The task> Retype each line below precisely.

[Dataset rows of page text]
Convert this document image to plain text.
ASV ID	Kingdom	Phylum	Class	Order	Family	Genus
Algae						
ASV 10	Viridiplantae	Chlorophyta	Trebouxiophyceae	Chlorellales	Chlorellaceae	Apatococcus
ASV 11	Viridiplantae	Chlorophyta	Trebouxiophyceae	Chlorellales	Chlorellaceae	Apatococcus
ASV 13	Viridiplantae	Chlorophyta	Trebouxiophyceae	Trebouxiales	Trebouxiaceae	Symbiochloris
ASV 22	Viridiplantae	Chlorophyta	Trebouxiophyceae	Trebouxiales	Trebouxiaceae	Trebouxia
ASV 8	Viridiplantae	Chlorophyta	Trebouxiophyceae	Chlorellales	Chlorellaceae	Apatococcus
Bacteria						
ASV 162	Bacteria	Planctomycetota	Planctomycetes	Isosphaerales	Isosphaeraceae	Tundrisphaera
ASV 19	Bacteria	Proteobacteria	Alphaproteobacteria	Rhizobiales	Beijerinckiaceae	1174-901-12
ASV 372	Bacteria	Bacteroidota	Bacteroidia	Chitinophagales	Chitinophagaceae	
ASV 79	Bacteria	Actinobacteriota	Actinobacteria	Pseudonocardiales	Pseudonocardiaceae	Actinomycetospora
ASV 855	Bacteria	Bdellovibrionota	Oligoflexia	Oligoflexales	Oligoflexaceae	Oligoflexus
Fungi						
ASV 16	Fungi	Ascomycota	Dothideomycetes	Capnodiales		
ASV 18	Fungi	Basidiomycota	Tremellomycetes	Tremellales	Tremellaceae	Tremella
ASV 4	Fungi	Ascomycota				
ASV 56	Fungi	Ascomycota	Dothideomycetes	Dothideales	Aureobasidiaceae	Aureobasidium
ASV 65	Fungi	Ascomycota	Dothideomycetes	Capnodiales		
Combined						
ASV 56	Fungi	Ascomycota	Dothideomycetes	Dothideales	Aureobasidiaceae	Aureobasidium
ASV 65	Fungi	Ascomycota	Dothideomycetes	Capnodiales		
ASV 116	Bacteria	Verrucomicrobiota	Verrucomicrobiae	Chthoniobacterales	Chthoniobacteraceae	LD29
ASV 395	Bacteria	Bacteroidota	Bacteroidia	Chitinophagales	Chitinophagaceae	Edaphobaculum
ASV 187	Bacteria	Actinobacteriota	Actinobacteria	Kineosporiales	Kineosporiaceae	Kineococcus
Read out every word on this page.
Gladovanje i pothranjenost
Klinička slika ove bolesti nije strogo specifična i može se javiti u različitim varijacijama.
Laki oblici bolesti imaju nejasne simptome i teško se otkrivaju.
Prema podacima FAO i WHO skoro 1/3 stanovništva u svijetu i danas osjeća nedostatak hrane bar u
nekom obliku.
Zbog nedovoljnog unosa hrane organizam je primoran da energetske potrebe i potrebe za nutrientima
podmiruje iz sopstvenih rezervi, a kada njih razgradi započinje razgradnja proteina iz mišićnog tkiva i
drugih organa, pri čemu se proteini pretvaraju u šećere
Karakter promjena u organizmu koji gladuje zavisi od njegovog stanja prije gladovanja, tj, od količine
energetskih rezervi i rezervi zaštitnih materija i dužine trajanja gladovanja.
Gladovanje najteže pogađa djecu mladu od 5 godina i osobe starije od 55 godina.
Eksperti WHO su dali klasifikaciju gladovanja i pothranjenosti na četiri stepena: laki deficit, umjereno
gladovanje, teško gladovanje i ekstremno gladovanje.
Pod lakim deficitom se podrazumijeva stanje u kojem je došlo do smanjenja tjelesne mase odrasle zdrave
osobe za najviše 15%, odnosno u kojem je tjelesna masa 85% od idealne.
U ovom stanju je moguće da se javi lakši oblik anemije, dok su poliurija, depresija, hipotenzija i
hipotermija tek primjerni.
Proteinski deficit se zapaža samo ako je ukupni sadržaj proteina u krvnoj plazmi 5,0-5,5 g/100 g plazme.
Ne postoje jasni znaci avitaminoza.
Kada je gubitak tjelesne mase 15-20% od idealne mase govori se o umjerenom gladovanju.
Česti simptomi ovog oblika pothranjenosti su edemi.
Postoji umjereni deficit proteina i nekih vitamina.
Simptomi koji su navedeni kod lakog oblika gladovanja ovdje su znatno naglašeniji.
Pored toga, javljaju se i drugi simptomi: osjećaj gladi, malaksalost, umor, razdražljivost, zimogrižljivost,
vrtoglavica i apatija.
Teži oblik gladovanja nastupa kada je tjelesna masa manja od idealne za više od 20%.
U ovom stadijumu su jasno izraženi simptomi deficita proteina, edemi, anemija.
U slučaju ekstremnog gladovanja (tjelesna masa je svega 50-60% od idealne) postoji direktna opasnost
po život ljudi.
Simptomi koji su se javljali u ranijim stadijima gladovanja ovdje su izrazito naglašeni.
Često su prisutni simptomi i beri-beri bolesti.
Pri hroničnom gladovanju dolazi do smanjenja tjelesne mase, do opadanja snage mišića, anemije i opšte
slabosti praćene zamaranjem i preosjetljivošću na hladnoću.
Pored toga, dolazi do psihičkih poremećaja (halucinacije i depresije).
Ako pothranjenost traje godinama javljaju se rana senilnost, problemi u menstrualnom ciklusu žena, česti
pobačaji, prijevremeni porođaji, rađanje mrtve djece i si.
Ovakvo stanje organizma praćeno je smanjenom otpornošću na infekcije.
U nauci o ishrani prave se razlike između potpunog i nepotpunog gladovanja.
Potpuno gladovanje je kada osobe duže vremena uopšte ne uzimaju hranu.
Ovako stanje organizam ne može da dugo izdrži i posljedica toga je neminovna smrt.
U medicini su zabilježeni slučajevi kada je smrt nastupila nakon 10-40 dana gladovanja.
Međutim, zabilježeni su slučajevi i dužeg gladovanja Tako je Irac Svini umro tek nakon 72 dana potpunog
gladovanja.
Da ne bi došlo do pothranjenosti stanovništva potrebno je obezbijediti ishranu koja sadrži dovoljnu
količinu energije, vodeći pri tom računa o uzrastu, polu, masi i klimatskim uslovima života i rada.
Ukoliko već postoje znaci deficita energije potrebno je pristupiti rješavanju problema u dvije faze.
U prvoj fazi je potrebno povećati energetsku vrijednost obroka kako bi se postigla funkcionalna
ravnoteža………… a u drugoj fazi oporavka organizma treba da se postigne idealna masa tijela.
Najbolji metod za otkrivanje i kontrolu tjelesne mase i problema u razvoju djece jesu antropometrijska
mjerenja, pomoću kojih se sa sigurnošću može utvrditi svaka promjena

Result>
Convert this document image to plain text.
ASV ID	Kingdom	Phylum	Class	Order	Family	Genus
Algae						
ASV 10	Viridiplantae	Chlorophyta	Trebouxiophyceae	Chlorellales	Chlorellaceae	Apatococcus
ASV 11	Viridiplantae	Chlorophyta	Trebouxiophyceae	Chlorellales	Chlorellaceae	Apatococcus
ASV 13	Viridiplantae	Chlorophyta	Trebouxiophyceae	Trebouxiales	Trebouxiaceae	Symbiochloris
ASV 22	Viridiplantae	Chlorophyta	Trebouxiophyceae	Trebouxiales	Trebouxiaceae	Trebouxia
ASV 8	Viridiplantae	Chlorophyta	Trebouxiophyceae	Chlorellales	Chlorellaceae	Apatococcus
Bacteria						
ASV 162	Bacteria	Planctomycetota	Planctomycetes	Isosphaerales	Isosphaeraceae	Tundrisphaera
ASV 19	Bacteria	Proteobacteria	Alphaproteobacteria	Rhizobiales	Beijerinckiaceae	1174-901-12
ASV 372	Bacteria	Bacteroidota	Bacteroidia	Chitinophagales	Chitinophagaceae	
ASV 79	Bacteria	Actinobacteriota	Actinobacteria	Pseudonocardiales	Pseudonocardiaceae	Actinomycetospora
ASV 855	Bacteria	Bdellovibrionota	Oligoflexia	Oligoflexales	Oligoflexaceae	Oligoflexus
Fungi						
ASV 16	Fungi	Ascomycota	Dothideomycetes	Capnodiales		
ASV 18	Fungi	Basidiomycota	Tremellomycetes	Tremellales	Tremellaceae	Tremella
ASV 4	Fungi	Ascomycota				
ASV 56	Fungi	Ascomycota	Dothideomycetes	Dothideales	Aureobasidiaceae	Aureobasidium
ASV 65	Fungi	Ascomycota	Dothideomycetes	Capnodiales		
Combined						
ASV 56	Fungi	Ascomycota	Dothideomycetes	Dothideales	Aureobasidiaceae	Aureobasidium
ASV 65	Fungi	Ascomycota	Dothideomycetes	Capnodiales		
ASV 116	Bacteria	Verrucomicrobiota	Verrucomicrobiae	Chthoniobacterales	Chthoniobacteraceae	LD29
ASV 395	Bacteria	Bacteroidota	Bacteroidia	Chitinophagales	Chitinophagaceae	Edaphobaculum
ASV 187	Bacteria	Actinobacteriota	Actinobacteria	Kineosporiales	Kineosporiaceae	Kineococcus
Read out every word on this page.
Gladovanje i pothranjenost
Klinička slika ove bolesti nije strogo specifična i može se javiti u različitim varijacijama.
Laki oblici bolesti imaju nejasne simptome i teško se otkrivaju.
Prema podacima FAO i WHO skoro 1/3 stanovništva u svijetu i danas osjeća nedostatak hrane bar u
nekom obliku.
Zbog nedovoljnog unosa hrane organizam je primoran da energetske potrebe i potrebe za nutrientima
podmiruje iz sopstvenih rezervi, a kada njih razgradi započinje razgradnja proteina iz mišićnog tkiva i
drugih organa, pri čemu se proteini pretvaraju u šećere
Karakter promjena u organizmu koji gladuje zavisi od njegovog stanja prije gladovanja, tj, od količine
energetskih rezervi i rezervi zaštitnih materija i dužine trajanja gladovanja.
Gladovanje najteže pogađa djecu mladu od 5 godina i osobe starije od 55 godina.
Eksperti WHO su dali klasifikaciju gladovanja i pothranjenosti na četiri stepena: laki deficit, umjereno
gladovanje, teško gladovanje i ekstremno gladovanje.
Pod lakim deficitom se podrazumijeva stanje u kojem je došlo do smanjenja tjelesne mase odrasle zdrave
osobe za najviše 15%, odnosno u kojem je tjelesna masa 85% od idealne.
U ovom stanju je moguće da se javi lakši oblik anemije, dok su poliurija, depresija, hipotenzija i
hipotermija tek primjerni.
Proteinski deficit se zapaža samo ako je ukupni sadržaj proteina u krvnoj plazmi 5,0-5,5 g/100 g plazme.
Ne postoje jasni znaci avitaminoza.
Kada je gubitak tjelesne mase 15-20% od idealne mase govori se o umjerenom gladovanju.
Česti simptomi ovog oblika pothranjenosti su edemi.
Postoji umjereni deficit proteina i nekih vitamina.
Simptomi koji su navedeni kod lakog oblika gladovanja ovdje su znatno naglašeniji.
Pored toga, javljaju se i drugi simptomi: osjećaj gladi, malaksalost, umor, razdražljivost, zimogrižljivost,
vrtoglavica i apatija.
Teži oblik gladovanja nastupa kada je tjelesna masa manja od idealne za više od 20%.
U ovom stadijumu su jasno izraženi simptomi deficita proteina, edemi, anemija.
U slučaju ekstremnog gladovanja (tjelesna masa je svega 50-60% od idealne) postoji direktna opasnost
po život ljudi.
Simptomi koji su se javljali u ranijim stadijima gladovanja ovdje su izrazito naglašeni.
Često su prisutni simptomi i beri-beri bolesti.
Pri hroničnom gladovanju dolazi do smanjenja tjelesne mase, do opadanja snage mišića, anemije i opšte
slabosti praćene zamaranjem i preosjetljivošću na hladnoću.
Pored toga, dolazi do psihičkih poremećaja (halucinacije i depresije).
Ako pothranjenost traje godinama javljaju se rana senilnost, problemi u menstrualnom ciklusu žena, česti
pobačaji, prijevremeni porođaji, rađanje mrtve djece i si.
Ovakvo stanje organizma praćeno je smanjenom otpornošću na infekcije.
U nauci o ishrani prave se razlike između potpunog i nepotpunog gladovanja.
Potpuno gladovanje je kada osobe duže vremena uopšte ne uzimaju hranu.
Ovako stanje organizam ne može da dugo izdrži i posljedica toga je neminovna smrt.
U medicini su zabilježeni slučajevi kada je smrt nastupila nakon 10-40 dana gladovanja.
Međutim, zabilježeni su slučajevi i dužeg gladovanja Tako je Irac Svini umro tek nakon 72 dana potpunog
gladovanja.
Da ne bi došlo do pothranjenosti stanovništva potrebno je obezbijediti ishranu koja sadrži dovoljnu
količinu energije, vodeći pri tom računa o uzrastu, polu, masi i klimatskim uslovima života i rada.
Ukoliko već postoje znaci deficita energije potrebno je pristupiti rješavanju problema u dvije faze.
U prvoj fazi je potrebno povećati energetsku vrijednost obroka kako bi se postigla funkcionalna
ravnoteža………… a u drugoj fazi oporavka organizma treba da se postigne idealna masa tijela.
Najbolji metod za otkrivanje i kontrolu tjelesne mase i problema u razvoju djece jesu antropometrijska
mjerenja, pomoću kojih se sa sigurnošću može utvrditi svaka promjena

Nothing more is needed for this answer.